■ **Exercise task**: Copy out each line of the material in which the word "ruler" appears.
>> Start Record list
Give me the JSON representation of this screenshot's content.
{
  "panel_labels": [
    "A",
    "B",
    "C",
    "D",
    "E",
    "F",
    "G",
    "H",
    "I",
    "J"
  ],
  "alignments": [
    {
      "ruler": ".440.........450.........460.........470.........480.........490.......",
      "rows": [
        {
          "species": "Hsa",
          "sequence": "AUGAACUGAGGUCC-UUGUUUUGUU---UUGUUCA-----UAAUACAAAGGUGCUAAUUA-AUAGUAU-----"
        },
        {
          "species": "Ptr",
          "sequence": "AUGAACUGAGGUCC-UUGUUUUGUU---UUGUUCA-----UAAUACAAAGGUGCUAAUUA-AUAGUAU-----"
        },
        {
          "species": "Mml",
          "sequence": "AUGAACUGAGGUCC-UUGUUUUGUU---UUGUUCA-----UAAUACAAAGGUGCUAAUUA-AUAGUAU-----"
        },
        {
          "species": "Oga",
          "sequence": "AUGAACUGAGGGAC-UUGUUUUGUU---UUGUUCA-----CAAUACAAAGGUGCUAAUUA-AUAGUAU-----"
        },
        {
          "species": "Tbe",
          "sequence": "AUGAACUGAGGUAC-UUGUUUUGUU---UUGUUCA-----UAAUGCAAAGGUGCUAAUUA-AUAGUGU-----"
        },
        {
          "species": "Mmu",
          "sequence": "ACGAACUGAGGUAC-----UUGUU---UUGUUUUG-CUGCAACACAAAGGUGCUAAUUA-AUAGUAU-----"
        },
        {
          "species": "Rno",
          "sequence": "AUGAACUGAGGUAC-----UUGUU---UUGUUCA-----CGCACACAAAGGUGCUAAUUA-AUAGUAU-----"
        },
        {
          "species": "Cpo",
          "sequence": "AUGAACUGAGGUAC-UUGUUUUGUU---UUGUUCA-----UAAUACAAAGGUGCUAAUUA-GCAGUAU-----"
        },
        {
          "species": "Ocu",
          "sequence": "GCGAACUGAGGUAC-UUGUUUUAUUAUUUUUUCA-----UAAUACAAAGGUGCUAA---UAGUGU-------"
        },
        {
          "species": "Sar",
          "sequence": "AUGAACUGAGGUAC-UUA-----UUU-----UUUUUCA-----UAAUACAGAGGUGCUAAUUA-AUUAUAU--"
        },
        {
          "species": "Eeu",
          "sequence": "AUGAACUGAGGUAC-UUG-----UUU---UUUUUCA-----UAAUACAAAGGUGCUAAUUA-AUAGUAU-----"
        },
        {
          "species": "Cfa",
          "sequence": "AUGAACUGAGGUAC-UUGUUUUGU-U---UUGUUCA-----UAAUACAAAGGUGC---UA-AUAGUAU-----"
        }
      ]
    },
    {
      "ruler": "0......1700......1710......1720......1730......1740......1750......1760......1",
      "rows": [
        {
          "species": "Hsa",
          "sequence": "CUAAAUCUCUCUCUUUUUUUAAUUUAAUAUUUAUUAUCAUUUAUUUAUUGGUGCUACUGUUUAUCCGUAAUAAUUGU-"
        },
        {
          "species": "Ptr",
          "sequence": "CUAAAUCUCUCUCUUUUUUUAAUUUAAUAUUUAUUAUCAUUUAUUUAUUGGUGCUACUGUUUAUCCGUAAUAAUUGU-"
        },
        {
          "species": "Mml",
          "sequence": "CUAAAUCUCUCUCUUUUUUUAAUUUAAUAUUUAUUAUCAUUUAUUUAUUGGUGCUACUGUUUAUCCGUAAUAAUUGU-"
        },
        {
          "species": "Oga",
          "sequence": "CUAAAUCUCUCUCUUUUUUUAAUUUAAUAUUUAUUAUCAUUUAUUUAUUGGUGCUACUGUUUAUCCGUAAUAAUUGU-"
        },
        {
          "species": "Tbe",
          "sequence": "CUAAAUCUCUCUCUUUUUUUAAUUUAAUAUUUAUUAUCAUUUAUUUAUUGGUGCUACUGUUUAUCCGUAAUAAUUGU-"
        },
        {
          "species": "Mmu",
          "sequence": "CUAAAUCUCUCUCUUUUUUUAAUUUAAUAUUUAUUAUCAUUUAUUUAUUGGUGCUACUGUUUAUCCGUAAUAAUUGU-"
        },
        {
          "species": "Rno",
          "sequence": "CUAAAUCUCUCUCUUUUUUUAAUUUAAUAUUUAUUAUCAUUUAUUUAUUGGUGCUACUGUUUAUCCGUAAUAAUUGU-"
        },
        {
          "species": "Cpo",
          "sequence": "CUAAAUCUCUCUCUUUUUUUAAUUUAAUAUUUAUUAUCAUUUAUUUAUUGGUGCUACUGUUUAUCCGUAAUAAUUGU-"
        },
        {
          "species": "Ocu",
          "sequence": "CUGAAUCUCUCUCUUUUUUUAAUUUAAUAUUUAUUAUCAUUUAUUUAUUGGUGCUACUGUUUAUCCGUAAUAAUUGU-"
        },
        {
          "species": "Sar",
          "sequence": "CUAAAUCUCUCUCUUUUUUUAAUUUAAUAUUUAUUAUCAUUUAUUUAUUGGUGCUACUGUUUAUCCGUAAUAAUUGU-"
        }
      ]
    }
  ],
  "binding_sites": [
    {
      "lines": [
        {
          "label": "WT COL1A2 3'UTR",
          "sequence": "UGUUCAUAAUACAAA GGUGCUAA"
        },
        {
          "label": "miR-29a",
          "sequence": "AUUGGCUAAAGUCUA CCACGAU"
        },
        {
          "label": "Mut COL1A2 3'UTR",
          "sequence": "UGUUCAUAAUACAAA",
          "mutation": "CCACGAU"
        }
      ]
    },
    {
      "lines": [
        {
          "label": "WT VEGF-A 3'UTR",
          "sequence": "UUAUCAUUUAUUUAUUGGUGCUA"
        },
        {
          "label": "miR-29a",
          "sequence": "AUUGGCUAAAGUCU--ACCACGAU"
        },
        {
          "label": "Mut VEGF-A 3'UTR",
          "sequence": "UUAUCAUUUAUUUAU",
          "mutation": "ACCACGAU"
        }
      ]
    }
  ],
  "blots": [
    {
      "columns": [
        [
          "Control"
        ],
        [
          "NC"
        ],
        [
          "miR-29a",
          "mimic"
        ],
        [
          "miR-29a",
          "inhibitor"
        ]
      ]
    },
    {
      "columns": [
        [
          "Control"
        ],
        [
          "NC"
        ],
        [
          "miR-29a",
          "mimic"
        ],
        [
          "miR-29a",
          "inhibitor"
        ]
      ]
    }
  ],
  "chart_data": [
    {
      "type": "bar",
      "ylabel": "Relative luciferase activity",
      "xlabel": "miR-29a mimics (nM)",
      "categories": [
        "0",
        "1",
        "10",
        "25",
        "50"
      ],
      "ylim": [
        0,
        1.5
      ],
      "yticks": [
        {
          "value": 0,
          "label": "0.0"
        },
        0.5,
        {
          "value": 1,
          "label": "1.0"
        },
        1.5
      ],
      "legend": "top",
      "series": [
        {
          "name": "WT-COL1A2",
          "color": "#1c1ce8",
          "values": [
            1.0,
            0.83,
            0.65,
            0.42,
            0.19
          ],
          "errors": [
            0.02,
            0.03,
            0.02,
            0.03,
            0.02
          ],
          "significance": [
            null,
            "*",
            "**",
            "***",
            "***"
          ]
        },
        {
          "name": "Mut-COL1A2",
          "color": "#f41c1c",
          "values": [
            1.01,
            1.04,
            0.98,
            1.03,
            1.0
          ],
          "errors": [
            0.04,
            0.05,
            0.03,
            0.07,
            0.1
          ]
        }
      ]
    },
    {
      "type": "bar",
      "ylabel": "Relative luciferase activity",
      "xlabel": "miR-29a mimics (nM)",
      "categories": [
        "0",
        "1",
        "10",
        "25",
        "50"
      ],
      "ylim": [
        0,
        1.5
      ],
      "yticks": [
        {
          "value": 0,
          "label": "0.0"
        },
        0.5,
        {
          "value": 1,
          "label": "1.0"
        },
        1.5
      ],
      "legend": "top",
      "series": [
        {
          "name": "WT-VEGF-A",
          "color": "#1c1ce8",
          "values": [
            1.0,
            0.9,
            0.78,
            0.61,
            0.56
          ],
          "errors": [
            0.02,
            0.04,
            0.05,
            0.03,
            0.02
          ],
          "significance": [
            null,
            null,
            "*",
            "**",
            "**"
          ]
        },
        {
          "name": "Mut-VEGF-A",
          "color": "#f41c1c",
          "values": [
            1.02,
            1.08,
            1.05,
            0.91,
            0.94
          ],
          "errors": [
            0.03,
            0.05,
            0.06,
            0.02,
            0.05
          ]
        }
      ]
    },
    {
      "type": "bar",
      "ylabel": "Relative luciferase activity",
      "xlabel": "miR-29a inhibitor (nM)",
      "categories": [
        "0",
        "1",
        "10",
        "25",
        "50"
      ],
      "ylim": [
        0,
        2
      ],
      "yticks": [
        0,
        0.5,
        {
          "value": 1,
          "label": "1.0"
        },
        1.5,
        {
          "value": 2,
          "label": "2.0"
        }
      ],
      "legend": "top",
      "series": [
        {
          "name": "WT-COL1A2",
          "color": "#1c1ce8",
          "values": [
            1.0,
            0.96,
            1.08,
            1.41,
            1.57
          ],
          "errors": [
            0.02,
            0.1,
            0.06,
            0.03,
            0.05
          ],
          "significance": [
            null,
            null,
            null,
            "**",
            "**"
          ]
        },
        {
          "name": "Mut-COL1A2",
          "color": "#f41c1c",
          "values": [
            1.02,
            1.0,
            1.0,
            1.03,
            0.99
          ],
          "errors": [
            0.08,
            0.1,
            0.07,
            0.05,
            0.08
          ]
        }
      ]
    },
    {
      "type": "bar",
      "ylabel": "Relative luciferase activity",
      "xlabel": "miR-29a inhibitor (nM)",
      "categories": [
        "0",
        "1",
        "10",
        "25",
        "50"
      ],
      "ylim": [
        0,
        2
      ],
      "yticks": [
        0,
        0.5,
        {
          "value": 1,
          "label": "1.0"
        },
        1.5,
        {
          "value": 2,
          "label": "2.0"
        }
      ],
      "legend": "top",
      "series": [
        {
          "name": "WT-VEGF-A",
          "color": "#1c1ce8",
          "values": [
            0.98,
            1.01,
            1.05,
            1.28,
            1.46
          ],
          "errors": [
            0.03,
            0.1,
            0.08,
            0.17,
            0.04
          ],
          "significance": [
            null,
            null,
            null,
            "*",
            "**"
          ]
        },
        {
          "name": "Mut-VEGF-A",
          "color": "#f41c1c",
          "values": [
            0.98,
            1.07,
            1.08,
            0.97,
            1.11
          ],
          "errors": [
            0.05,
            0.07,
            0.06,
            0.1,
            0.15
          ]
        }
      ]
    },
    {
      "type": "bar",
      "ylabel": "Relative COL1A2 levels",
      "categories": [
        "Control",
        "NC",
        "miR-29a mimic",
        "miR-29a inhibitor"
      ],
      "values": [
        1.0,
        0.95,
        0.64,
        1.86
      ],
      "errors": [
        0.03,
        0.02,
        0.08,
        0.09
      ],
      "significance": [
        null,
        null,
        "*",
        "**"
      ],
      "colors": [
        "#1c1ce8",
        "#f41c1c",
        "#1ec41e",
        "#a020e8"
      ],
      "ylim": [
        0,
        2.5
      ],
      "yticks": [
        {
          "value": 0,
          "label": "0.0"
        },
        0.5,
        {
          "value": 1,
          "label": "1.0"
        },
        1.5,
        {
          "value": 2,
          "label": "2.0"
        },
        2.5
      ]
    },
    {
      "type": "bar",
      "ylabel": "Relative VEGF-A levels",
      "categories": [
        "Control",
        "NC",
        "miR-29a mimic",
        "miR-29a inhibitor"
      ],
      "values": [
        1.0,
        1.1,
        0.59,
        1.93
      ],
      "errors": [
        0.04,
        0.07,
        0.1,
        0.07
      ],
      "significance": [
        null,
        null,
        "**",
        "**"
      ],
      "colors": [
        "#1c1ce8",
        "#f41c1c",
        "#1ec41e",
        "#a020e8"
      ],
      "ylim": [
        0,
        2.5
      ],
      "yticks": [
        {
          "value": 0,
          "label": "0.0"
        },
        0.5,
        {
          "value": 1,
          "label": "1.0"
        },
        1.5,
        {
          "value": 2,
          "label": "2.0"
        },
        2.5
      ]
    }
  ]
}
>> End Record list
■ **Full output**:
      "ruler": ".440.........450.........460.........470.........480.........490.......",
      "ruler": "0......1700......1710......1720......1730......1740......1750......1760......1",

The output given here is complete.